EXERCISE REQUIREMENTS | What lines of the data hold the string "主持人甲"? Pull each one out.

DATASET RECORDS |

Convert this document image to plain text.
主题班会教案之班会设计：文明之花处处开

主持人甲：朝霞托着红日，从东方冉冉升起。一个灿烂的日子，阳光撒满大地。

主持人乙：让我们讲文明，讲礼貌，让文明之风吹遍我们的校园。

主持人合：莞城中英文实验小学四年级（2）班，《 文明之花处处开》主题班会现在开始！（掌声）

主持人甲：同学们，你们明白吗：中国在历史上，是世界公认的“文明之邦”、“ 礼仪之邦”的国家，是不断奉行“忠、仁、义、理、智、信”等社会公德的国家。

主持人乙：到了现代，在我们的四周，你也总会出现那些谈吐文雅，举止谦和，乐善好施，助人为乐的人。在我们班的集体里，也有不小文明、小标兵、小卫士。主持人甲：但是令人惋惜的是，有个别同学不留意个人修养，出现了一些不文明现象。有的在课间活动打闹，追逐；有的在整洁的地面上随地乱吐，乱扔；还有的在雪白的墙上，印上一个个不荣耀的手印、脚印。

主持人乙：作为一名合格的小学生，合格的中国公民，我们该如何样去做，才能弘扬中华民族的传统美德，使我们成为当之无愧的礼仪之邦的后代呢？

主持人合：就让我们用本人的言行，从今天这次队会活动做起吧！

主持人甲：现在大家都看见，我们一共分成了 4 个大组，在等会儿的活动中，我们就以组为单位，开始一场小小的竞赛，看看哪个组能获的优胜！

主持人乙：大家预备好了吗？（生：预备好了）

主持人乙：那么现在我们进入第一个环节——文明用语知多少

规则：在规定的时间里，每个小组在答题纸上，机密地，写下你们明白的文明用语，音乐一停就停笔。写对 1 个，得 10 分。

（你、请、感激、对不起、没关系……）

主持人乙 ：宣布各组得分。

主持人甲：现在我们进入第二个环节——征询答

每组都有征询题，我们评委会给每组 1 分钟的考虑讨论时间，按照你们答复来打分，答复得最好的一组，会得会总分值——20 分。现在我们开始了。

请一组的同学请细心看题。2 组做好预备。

RESPONSE FOR THIS EXERCISE |
主持人甲：朝霞托着红日，从东方冉冉升起。一个灿烂的日子，阳光撒满大地。
主持人甲：同学们，你们明白吗：中国在历史上，是世界公认的“文明之邦”、“ 礼仪之邦”的国家，是不断奉行“忠、仁、义、理、智、信”等社会公德的国家。
主持人乙：到了现代，在我们的四周，你也总会出现那些谈吐文雅，举止谦和，乐善好施，助人为乐的人。在我们班的集体里，也有不小文明、小标兵、小卫士。主持人甲：但是令人惋惜的是，有个别同学不留意个人修养，出现了一些不文明现象。有的在课间活动打闹，追逐；有的在整洁的地面上随地乱吐，乱扔；还有的在雪白的墙上，印上一个个不荣耀的手印、脚印。
主持人甲：现在大家都看见，我们一共分成了 4 个大组，在等会儿的活动中，我们就以组为单位，开始一场小小的竞赛，看看哪个组能获的优胜！
主持人甲：现在我们进入第二个环节——征询答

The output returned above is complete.